Work required: Gather every line of the data below that contains the string "Nearest" and copy each one in full.

─── Data in this exercise

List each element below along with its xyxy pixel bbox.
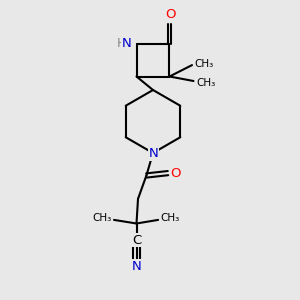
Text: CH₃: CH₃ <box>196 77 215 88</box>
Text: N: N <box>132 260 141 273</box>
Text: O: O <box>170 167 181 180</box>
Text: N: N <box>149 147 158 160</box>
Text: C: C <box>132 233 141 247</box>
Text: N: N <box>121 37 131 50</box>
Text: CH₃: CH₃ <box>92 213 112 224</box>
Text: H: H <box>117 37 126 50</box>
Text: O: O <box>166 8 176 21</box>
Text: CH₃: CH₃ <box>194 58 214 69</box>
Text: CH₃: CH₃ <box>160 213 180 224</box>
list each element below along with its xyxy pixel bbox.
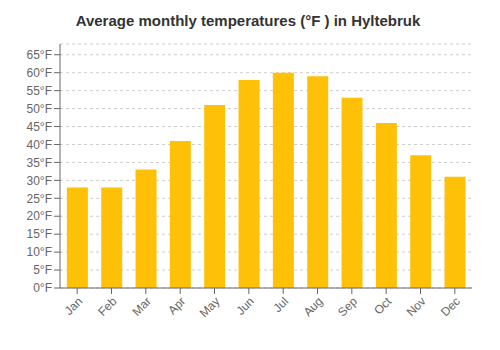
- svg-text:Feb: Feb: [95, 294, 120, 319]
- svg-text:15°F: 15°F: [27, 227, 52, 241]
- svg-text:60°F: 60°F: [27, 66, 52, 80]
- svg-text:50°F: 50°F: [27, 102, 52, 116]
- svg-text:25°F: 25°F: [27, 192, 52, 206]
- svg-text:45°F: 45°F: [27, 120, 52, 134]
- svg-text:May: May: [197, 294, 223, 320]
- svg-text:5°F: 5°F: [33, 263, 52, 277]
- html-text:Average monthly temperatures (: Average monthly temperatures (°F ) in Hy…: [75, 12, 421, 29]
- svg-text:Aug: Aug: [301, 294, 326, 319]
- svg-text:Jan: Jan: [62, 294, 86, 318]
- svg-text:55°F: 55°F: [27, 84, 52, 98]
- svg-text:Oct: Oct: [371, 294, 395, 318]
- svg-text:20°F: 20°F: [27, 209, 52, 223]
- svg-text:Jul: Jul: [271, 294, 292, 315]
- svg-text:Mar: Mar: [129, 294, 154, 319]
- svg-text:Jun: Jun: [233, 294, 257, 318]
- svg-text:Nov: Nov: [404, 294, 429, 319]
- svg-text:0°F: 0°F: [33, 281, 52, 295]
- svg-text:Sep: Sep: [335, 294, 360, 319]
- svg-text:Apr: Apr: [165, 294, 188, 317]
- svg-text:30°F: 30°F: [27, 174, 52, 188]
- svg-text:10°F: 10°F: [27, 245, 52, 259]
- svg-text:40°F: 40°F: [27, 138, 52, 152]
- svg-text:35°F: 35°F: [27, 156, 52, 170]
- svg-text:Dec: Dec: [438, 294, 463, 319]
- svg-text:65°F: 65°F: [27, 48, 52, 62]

──────
─── Data in this exercise

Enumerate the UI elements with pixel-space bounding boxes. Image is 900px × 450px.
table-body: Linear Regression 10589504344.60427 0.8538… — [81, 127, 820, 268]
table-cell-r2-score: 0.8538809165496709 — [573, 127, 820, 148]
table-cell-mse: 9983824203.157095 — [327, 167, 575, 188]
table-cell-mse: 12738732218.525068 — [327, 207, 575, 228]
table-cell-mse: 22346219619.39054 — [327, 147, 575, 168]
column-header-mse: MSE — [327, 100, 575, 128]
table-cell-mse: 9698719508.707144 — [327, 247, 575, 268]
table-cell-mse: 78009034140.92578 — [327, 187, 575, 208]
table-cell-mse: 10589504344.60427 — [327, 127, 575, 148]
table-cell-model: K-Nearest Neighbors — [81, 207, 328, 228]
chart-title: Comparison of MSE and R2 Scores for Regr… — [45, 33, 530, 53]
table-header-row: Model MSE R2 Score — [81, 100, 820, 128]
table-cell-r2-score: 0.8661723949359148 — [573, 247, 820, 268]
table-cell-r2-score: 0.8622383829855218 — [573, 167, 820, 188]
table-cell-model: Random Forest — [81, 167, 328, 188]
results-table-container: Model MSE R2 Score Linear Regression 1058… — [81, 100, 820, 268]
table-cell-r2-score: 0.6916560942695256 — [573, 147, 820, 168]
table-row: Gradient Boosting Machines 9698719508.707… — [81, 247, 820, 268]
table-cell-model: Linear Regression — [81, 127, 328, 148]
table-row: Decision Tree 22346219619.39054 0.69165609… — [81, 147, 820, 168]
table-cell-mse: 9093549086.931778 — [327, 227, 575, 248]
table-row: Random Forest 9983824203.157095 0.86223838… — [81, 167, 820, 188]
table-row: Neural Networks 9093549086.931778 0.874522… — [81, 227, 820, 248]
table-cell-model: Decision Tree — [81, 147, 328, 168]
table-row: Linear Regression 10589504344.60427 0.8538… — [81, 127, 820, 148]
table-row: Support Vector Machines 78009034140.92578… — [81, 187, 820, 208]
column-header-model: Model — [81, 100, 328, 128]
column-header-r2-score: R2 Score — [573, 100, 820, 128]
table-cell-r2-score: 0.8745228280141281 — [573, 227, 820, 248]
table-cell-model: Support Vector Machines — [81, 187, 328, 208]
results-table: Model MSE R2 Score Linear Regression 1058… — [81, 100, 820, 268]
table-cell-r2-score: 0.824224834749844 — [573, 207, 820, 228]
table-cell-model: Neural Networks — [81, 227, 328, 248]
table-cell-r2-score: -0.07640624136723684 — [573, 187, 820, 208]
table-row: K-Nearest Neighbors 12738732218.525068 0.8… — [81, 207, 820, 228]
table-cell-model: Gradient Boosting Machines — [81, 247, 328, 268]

──────

Expected answer:
table-cell-model: K-Nearest Neighbors — [81, 207, 328, 228]
table-row: K-Nearest Neighbors 12738732218.525068 0.8… — [81, 207, 820, 228]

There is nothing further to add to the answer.